All of the lines below are to be printed again exactly; images are excluded from the output.

(Saved data entries)

##############################

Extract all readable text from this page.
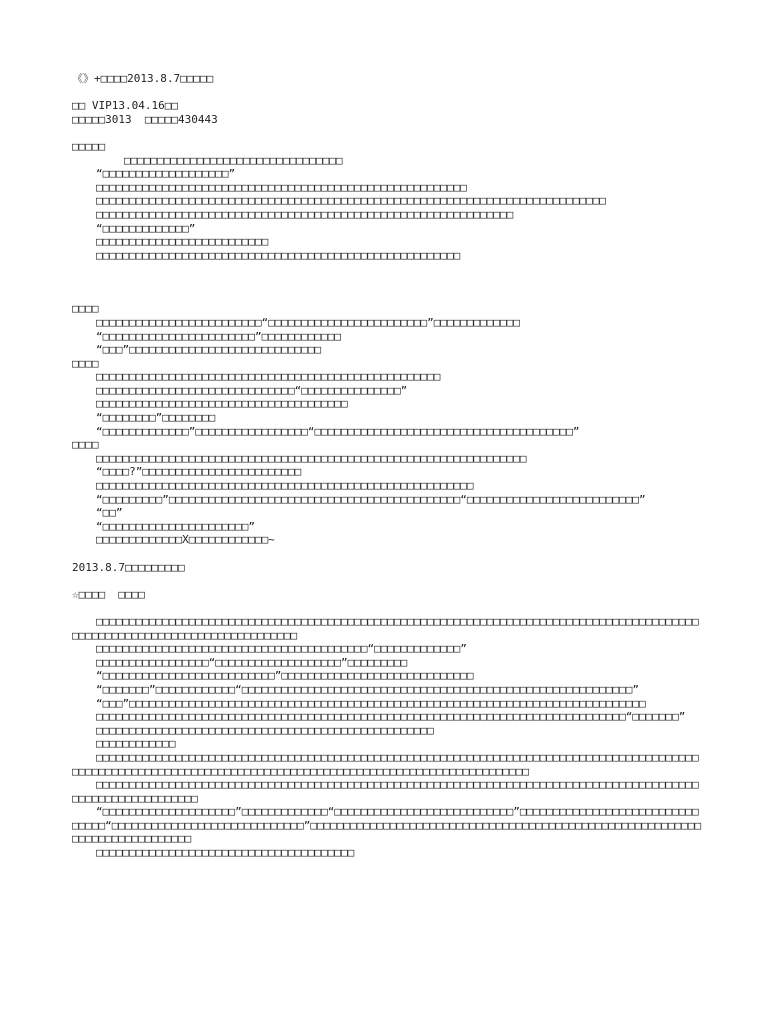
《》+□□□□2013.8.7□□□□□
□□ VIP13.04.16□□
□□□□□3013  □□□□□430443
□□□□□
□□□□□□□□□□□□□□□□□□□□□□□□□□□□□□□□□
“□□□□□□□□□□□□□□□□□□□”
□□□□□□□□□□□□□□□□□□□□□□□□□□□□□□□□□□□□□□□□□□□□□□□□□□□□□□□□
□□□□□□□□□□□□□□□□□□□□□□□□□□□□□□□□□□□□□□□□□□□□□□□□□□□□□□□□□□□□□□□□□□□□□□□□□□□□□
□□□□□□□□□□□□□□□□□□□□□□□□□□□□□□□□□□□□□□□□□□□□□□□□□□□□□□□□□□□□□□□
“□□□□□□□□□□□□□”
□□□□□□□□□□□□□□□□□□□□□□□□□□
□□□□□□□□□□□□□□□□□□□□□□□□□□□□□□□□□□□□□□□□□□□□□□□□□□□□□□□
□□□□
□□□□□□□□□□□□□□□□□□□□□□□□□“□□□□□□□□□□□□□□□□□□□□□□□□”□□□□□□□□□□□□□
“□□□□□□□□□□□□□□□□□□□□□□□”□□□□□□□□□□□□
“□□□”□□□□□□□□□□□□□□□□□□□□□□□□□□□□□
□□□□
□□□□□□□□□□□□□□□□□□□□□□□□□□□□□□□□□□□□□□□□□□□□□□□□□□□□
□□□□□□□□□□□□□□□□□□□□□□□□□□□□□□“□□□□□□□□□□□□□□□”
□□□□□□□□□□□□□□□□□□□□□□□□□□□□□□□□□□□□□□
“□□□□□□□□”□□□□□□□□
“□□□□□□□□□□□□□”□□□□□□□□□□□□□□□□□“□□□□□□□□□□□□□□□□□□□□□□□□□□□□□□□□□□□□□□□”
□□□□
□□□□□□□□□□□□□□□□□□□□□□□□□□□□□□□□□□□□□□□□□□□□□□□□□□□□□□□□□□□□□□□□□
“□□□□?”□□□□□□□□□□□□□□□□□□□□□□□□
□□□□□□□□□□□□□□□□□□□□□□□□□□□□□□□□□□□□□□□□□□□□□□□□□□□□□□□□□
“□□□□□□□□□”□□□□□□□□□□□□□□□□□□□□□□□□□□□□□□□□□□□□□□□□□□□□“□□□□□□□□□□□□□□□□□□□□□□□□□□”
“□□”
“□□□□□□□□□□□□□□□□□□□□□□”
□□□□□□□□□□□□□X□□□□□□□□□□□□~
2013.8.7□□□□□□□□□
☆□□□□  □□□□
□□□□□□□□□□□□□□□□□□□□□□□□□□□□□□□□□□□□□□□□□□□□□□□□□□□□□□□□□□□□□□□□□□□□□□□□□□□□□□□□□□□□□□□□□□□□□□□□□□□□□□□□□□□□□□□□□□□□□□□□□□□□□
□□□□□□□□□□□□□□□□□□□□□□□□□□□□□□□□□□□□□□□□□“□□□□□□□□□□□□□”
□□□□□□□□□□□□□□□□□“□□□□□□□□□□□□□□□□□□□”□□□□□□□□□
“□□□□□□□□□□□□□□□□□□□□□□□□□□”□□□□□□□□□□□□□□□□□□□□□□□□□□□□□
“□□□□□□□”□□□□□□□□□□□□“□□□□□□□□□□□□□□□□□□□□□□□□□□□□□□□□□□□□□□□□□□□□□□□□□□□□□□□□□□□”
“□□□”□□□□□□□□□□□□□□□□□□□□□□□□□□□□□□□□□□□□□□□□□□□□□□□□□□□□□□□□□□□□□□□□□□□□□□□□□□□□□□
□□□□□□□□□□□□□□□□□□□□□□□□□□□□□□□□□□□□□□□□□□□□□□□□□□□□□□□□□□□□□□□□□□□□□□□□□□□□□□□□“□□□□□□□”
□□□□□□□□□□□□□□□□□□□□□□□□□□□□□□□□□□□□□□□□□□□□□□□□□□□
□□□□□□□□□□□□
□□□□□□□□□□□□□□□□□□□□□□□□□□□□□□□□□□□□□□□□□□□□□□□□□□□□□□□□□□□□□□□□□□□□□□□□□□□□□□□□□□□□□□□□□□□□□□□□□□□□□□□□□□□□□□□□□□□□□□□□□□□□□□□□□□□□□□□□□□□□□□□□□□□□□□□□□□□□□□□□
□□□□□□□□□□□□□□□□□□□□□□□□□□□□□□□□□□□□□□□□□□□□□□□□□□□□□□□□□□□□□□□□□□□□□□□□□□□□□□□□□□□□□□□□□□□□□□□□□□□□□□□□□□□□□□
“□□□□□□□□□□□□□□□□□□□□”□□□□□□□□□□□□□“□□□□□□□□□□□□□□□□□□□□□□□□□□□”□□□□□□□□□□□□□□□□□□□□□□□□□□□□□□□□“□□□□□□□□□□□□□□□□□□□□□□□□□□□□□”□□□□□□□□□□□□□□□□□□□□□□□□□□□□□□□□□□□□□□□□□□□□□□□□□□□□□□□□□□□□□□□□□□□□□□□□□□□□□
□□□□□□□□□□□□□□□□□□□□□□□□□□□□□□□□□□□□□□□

##############################

ANSWER TO THIS EXERCISE.
Extract all readable text from this page.
《》+□□□□2013.8.7□□□□□
□□ VIP13.04.16□□
□□□□□3013  □□□□□430443
□□□□□
□□□□□□□□□□□□□□□□□□□□□□□□□□□□□□□□□
“□□□□□□□□□□□□□□□□□□□”
□□□□□□□□□□□□□□□□□□□□□□□□□□□□□□□□□□□□□□□□□□□□□□□□□□□□□□□□
□□□□□□□□□□□□□□□□□□□□□□□□□□□□□□□□□□□□□□□□□□□□□□□□□□□□□□□□□□□□□□□□□□□□□□□□□□□□□
□□□□□□□□□□□□□□□□□□□□□□□□□□□□□□□□□□□□□□□□□□□□□□□□□□□□□□□□□□□□□□□
“□□□□□□□□□□□□□”
□□□□□□□□□□□□□□□□□□□□□□□□□□
□□□□□□□□□□□□□□□□□□□□□□□□□□□□□□□□□□□□□□□□□□□□□□□□□□□□□□□
□□□□
□□□□□□□□□□□□□□□□□□□□□□□□□“□□□□□□□□□□□□□□□□□□□□□□□□”□□□□□□□□□□□□□
“□□□□□□□□□□□□□□□□□□□□□□□”□□□□□□□□□□□□
“□□□”□□□□□□□□□□□□□□□□□□□□□□□□□□□□□
□□□□
□□□□□□□□□□□□□□□□□□□□□□□□□□□□□□□□□□□□□□□□□□□□□□□□□□□□
□□□□□□□□□□□□□□□□□□□□□□□□□□□□□□“□□□□□□□□□□□□□□□”
□□□□□□□□□□□□□□□□□□□□□□□□□□□□□□□□□□□□□□
“□□□□□□□□”□□□□□□□□
“□□□□□□□□□□□□□”□□□□□□□□□□□□□□□□□“□□□□□□□□□□□□□□□□□□□□□□□□□□□□□□□□□□□□□□□”
□□□□
□□□□□□□□□□□□□□□□□□□□□□□□□□□□□□□□□□□□□□□□□□□□□□□□□□□□□□□□□□□□□□□□□
“□□□□?”□□□□□□□□□□□□□□□□□□□□□□□□
□□□□□□□□□□□□□□□□□□□□□□□□□□□□□□□□□□□□□□□□□□□□□□□□□□□□□□□□□
“□□□□□□□□□”□□□□□□□□□□□□□□□□□□□□□□□□□□□□□□□□□□□□□□□□□□□□“□□□□□□□□□□□□□□□□□□□□□□□□□□”
“□□”
“□□□□□□□□□□□□□□□□□□□□□□”
□□□□□□□□□□□□□X□□□□□□□□□□□□~
2013.8.7□□□□□□□□□
☆□□□□  □□□□
□□□□□□□□□□□□□□□□□□□□□□□□□□□□□□□□□□□□□□□□□□□□□□□□□□□□□□□□□□□□□□□□□□□□□□□□□□□□□□□□□□□□□□□□□□□□□□□□□□□□□□□□□□□□□□□□□□□□□□□□□□□□□
□□□□□□□□□□□□□□□□□□□□□□□□□□□□□□□□□□□□□□□□□“□□□□□□□□□□□□□”
□□□□□□□□□□□□□□□□□“□□□□□□□□□□□□□□□□□□□”□□□□□□□□□
“□□□□□□□□□□□□□□□□□□□□□□□□□□”□□□□□□□□□□□□□□□□□□□□□□□□□□□□□
“□□□□□□□”□□□□□□□□□□□□“□□□□□□□□□□□□□□□□□□□□□□□□□□□□□□□□□□□□□□□□□□□□□□□□□□□□□□□□□□□”
“□□□”□□□□□□□□□□□□□□□□□□□□□□□□□□□□□□□□□□□□□□□□□□□□□□□□□□□□□□□□□□□□□□□□□□□□□□□□□□□□□□
□□□□□□□□□□□□□□□□□□□□□□□□□□□□□□□□□□□□□□□□□□□□□□□□□□□□□□□□□□□□□□□□□□□□□□□□□□□□□□□□“□□□□□□□”
□□□□□□□□□□□□□□□□□□□□□□□□□□□□□□□□□□□□□□□□□□□□□□□□□□□
□□□□□□□□□□□□
□□□□□□□□□□□□□□□□□□□□□□□□□□□□□□□□□□□□□□□□□□□□□□□□□□□□□□□□□□□□□□□□□□□□□□□□□□□□□□□□□□□□□□□□□□□□□□□□□□□□□□□□□□□□□□□□□□□□□□□□□□□□□□□□□□□□□□□□□□□□□□□□□□□□□□□□□□□□□□□□
□□□□□□□□□□□□□□□□□□□□□□□□□□□□□□□□□□□□□□□□□□□□□□□□□□□□□□□□□□□□□□□□□□□□□□□□□□□□□□□□□□□□□□□□□□□□□□□□□□□□□□□□□□□□□□
“□□□□□□□□□□□□□□□□□□□□”□□□□□□□□□□□□□“□□□□□□□□□□□□□□□□□□□□□□□□□□□”□□□□□□□□□□□□□□□□□□□□□□□□□□□□□□□□“□□□□□□□□□□□□□□□□□□□□□□□□□□□□□”□□□□□□□□□□□□□□□□□□□□□□□□□□□□□□□□□□□□□□□□□□□□□□□□□□□□□□□□□□□□□□□□□□□□□□□□□□□□□
□□□□□□□□□□□□□□□□□□□□□□□□□□□□□□□□□□□□□□□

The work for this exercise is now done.